## Written problem
Return all of the data exactly, with nothing left out but the pictures.

Stored records
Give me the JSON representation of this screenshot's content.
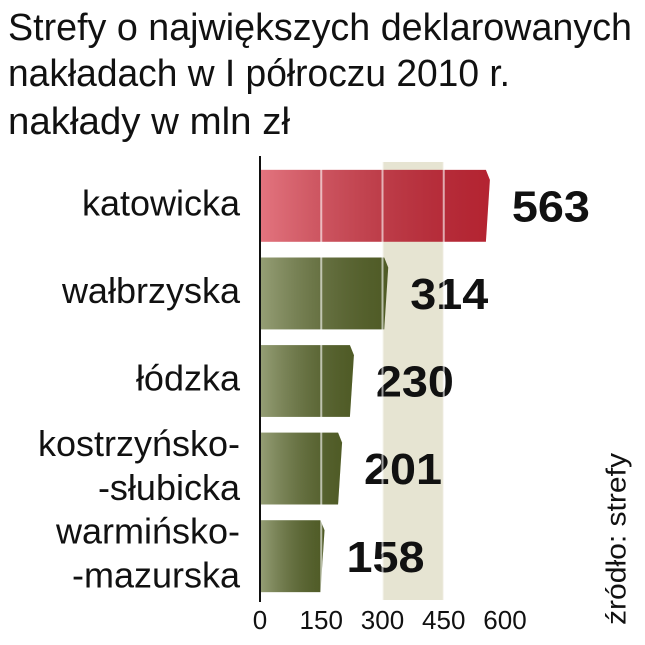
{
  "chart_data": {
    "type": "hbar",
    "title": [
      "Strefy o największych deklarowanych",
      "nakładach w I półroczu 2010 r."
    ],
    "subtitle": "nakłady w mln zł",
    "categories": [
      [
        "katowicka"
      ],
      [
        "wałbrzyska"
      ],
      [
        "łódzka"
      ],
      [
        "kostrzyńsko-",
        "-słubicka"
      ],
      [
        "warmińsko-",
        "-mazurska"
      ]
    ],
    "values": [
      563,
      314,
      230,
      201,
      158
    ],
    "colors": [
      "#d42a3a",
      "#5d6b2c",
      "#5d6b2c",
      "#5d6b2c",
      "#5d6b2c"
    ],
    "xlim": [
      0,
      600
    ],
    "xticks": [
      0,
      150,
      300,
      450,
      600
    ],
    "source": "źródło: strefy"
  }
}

## Exercise solution
Give me the JSON representation of this screenshot's content.
{
  "chart_data": {
    "type": "hbar",
    "title": [
      "Strefy o największych deklarowanych",
      "nakładach w I półroczu 2010 r."
    ],
    "subtitle": "nakłady w mln zł",
    "categories": [
      [
        "katowicka"
      ],
      [
        "wałbrzyska"
      ],
      [
        "łódzka"
      ],
      [
        "kostrzyńsko-",
        "-słubicka"
      ],
      [
        "warmińsko-",
        "-mazurska"
      ]
    ],
    "values": [
      563,
      314,
      230,
      201,
      158
    ],
    "colors": [
      "#d42a3a",
      "#5d6b2c",
      "#5d6b2c",
      "#5d6b2c",
      "#5d6b2c"
    ],
    "xlim": [
      0,
      600
    ],
    "xticks": [
      0,
      150,
      300,
      450,
      600
    ],
    "source": "źródło: strefy"
  }
}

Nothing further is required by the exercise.